++++ Dataset rows
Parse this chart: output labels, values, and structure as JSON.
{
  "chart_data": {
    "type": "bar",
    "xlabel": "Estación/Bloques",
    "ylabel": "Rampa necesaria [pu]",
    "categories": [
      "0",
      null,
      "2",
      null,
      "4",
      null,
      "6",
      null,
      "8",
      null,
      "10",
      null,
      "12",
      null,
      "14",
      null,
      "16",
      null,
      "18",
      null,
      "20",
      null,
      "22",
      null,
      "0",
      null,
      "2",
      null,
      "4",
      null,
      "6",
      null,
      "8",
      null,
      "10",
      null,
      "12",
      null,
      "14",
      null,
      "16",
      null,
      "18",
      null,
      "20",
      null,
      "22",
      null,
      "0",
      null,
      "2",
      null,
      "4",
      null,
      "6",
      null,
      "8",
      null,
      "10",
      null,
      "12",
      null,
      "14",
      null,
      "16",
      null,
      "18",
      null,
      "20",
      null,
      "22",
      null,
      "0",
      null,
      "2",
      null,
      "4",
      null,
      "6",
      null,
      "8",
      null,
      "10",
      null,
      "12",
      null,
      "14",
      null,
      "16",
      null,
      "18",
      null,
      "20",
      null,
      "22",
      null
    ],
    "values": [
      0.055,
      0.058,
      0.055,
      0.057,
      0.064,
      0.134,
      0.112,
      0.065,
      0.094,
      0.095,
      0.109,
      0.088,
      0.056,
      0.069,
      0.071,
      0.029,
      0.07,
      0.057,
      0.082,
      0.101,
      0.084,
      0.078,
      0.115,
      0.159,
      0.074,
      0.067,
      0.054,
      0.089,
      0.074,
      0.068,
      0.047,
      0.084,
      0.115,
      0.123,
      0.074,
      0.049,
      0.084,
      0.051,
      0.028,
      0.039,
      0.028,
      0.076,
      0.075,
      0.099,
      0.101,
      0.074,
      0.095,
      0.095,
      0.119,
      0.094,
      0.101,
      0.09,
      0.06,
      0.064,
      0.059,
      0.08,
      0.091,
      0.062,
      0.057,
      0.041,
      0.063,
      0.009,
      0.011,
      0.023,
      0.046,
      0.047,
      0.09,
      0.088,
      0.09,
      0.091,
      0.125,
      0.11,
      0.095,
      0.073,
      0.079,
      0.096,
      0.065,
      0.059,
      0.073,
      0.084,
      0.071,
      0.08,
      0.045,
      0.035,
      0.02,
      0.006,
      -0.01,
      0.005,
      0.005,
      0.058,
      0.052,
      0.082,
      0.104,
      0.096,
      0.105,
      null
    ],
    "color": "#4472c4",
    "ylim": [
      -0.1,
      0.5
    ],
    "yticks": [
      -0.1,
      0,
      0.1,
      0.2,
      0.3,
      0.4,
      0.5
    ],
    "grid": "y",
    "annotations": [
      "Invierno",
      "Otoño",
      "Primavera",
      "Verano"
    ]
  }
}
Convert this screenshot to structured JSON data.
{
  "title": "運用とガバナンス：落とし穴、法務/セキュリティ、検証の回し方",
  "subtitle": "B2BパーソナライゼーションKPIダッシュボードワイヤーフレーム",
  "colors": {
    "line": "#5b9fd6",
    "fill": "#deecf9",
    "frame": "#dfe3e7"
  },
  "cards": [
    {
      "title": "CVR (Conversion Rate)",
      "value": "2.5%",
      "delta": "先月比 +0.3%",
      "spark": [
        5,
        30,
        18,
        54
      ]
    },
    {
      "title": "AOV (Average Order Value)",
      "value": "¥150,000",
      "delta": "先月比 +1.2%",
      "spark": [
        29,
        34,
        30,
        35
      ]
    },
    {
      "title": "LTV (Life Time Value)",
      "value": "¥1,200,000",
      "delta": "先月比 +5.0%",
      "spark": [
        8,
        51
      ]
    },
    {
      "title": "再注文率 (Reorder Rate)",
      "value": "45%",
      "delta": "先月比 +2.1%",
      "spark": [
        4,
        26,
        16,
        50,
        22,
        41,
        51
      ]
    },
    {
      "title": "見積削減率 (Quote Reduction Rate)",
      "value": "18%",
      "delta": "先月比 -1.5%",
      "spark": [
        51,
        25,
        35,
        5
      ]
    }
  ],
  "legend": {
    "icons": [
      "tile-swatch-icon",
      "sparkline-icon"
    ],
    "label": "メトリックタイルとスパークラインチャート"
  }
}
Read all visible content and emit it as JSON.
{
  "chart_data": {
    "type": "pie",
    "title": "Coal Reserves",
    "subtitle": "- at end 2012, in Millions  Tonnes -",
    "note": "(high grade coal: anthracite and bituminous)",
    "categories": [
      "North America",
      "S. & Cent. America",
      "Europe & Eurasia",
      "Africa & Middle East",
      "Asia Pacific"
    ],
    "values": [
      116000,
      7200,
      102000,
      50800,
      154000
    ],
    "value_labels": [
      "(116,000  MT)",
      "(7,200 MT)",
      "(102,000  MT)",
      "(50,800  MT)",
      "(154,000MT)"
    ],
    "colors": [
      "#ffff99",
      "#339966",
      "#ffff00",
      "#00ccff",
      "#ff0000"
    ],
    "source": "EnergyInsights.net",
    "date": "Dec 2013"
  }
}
++++++++
■ Your task ■
Recopy the entries above in their entirety, exactly.

■ Response to the task ■
Parse this chart: output labels, values, and structure as JSON.
{
  "chart_data": {
    "type": "bar",
    "xlabel": "Estación/Bloques",
    "ylabel": "Rampa necesaria [pu]",
    "categories": [
      "0",
      null,
      "2",
      null,
      "4",
      null,
      "6",
      null,
      "8",
      null,
      "10",
      null,
      "12",
      null,
      "14",
      null,
      "16",
      null,
      "18",
      null,
      "20",
      null,
      "22",
      null,
      "0",
      null,
      "2",
      null,
      "4",
      null,
      "6",
      null,
      "8",
      null,
      "10",
      null,
      "12",
      null,
      "14",
      null,
      "16",
      null,
      "18",
      null,
      "20",
      null,
      "22",
      null,
      "0",
      null,
      "2",
      null,
      "4",
      null,
      "6",
      null,
      "8",
      null,
      "10",
      null,
      "12",
      null,
      "14",
      null,
      "16",
      null,
      "18",
      null,
      "20",
      null,
      "22",
      null,
      "0",
      null,
      "2",
      null,
      "4",
      null,
      "6",
      null,
      "8",
      null,
      "10",
      null,
      "12",
      null,
      "14",
      null,
      "16",
      null,
      "18",
      null,
      "20",
      null,
      "22",
      null
    ],
    "values": [
      0.055,
      0.058,
      0.055,
      0.057,
      0.064,
      0.134,
      0.112,
      0.065,
      0.094,
      0.095,
      0.109,
      0.088,
      0.056,
      0.069,
      0.071,
      0.029,
      0.07,
      0.057,
      0.082,
      0.101,
      0.084,
      0.078,
      0.115,
      0.159,
      0.074,
      0.067,
      0.054,
      0.089,
      0.074,
      0.068,
      0.047,
      0.084,
      0.115,
      0.123,
      0.074,
      0.049,
      0.084,
      0.051,
      0.028,
      0.039,
      0.028,
      0.076,
      0.075,
      0.099,
      0.101,
      0.074,
      0.095,
      0.095,
      0.119,
      0.094,
      0.101,
      0.09,
      0.06,
      0.064,
      0.059,
      0.08,
      0.091,
      0.062,
      0.057,
      0.041,
      0.063,
      0.009,
      0.011,
      0.023,
      0.046,
      0.047,
      0.09,
      0.088,
      0.09,
      0.091,
      0.125,
      0.11,
      0.095,
      0.073,
      0.079,
      0.096,
      0.065,
      0.059,
      0.073,
      0.084,
      0.071,
      0.08,
      0.045,
      0.035,
      0.02,
      0.006,
      -0.01,
      0.005,
      0.005,
      0.058,
      0.052,
      0.082,
      0.104,
      0.096,
      0.105,
      null
    ],
    "color": "#4472c4",
    "ylim": [
      -0.1,
      0.5
    ],
    "yticks": [
      -0.1,
      0,
      0.1,
      0.2,
      0.3,
      0.4,
      0.5
    ],
    "grid": "y",
    "annotations": [
      "Invierno",
      "Otoño",
      "Primavera",
      "Verano"
    ]
  }
}
Convert this screenshot to structured JSON data.
{
  "title": "運用とガバナンス：落とし穴、法務/セキュリティ、検証の回し方",
  "subtitle": "B2BパーソナライゼーションKPIダッシュボードワイヤーフレーム",
  "colors": {
    "line": "#5b9fd6",
    "fill": "#deecf9",
    "frame": "#dfe3e7"
  },
  "cards": [
    {
      "title": "CVR (Conversion Rate)",
      "value": "2.5%",
      "delta": "先月比 +0.3%",
      "spark": [
        5,
        30,
        18,
        54
      ]
    },
    {
      "title": "AOV (Average Order Value)",
      "value": "¥150,000",
      "delta": "先月比 +1.2%",
      "spark": [
        29,
        34,
        30,
        35
      ]
    },
    {
      "title": "LTV (Life Time Value)",
      "value": "¥1,200,000",
      "delta": "先月比 +5.0%",
      "spark": [
        8,
        51
      ]
    },
    {
      "title": "再注文率 (Reorder Rate)",
      "value": "45%",
      "delta": "先月比 +2.1%",
      "spark": [
        4,
        26,
        16,
        50,
        22,
        41,
        51
      ]
    },
    {
      "title": "見積削減率 (Quote Reduction Rate)",
      "value": "18%",
      "delta": "先月比 -1.5%",
      "spark": [
        51,
        25,
        35,
        5
      ]
    }
  ],
  "legend": {
    "icons": [
      "tile-swatch-icon",
      "sparkline-icon"
    ],
    "label": "メトリックタイルとスパークラインチャート"
  }
}
Read all visible content and emit it as JSON.
{
  "chart_data": {
    "type": "pie",
    "title": "Coal Reserves",
    "subtitle": "- at end 2012, in Millions  Tonnes -",
    "note": "(high grade coal: anthracite and bituminous)",
    "categories": [
      "North America",
      "S. & Cent. America",
      "Europe & Eurasia",
      "Africa & Middle East",
      "Asia Pacific"
    ],
    "values": [
      116000,
      7200,
      102000,
      50800,
      154000
    ],
    "value_labels": [
      "(116,000  MT)",
      "(7,200 MT)",
      "(102,000  MT)",
      "(50,800  MT)",
      "(154,000MT)"
    ],
    "colors": [
      "#ffff99",
      "#339966",
      "#ffff00",
      "#00ccff",
      "#ff0000"
    ],
    "source": "EnergyInsights.net",
    "date": "Dec 2013"
  }
}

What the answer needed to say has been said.